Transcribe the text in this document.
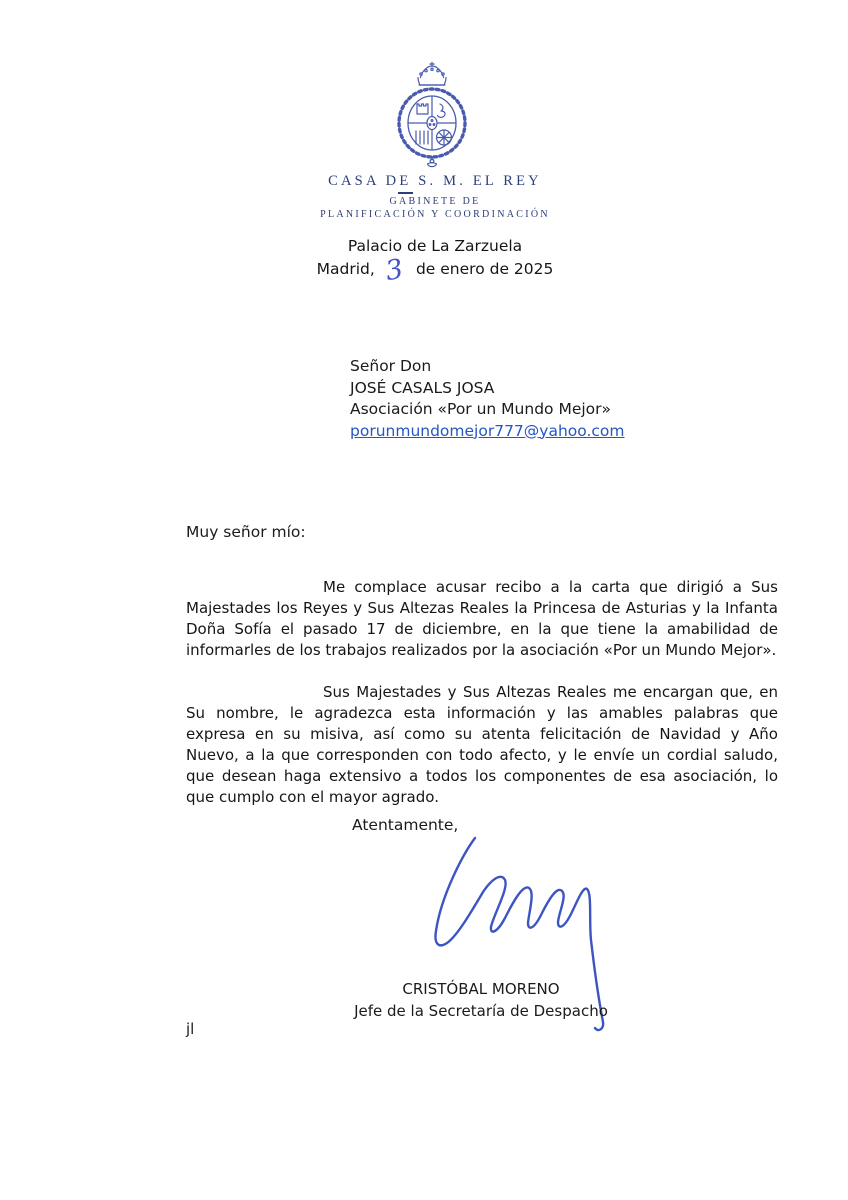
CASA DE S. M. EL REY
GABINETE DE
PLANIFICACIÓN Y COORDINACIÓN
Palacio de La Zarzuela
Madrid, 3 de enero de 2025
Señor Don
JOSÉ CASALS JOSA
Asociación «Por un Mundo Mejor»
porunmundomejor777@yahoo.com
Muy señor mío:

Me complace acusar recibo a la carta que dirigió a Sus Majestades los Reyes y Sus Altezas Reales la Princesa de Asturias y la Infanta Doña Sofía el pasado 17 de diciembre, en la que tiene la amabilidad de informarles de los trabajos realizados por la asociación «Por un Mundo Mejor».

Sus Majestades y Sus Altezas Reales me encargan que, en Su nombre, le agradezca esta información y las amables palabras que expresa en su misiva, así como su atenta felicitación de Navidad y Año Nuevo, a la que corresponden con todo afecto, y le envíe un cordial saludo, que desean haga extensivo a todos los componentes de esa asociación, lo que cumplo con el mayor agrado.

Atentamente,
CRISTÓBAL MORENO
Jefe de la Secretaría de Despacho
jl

***

WHAT YOU WILL DO >> Make a verbatim copy of all the entries and strip out the pictures.

OUTPUT FOR THIS EXERCISE >>
Transcribe the text in this document.
CASA DE S. M. EL REY
GABINETE DE
PLANIFICACIÓN Y COORDINACIÓN
Palacio de La Zarzuela
Madrid, 3 de enero de 2025
Señor Don
JOSÉ CASALS JOSA
Asociación «Por un Mundo Mejor»
porunmundomejor777@yahoo.com
Muy señor mío:

Me complace acusar recibo a la carta que dirigió a Sus Majestades los Reyes y Sus Altezas Reales la Princesa de Asturias y la Infanta Doña Sofía el pasado 17 de diciembre, en la que tiene la amabilidad de informarles de los trabajos realizados por la asociación «Por un Mundo Mejor».

Sus Majestades y Sus Altezas Reales me encargan que, en Su nombre, le agradezca esta información y las amables palabras que expresa en su misiva, así como su atenta felicitación de Navidad y Año Nuevo, a la que corresponden con todo afecto, y le envíe un cordial saludo, que desean haga extensivo a todos los componentes de esa asociación, lo que cumplo con el mayor agrado.

Atentamente,
CRISTÓBAL MORENO
Jefe de la Secretaría de Despacho
jl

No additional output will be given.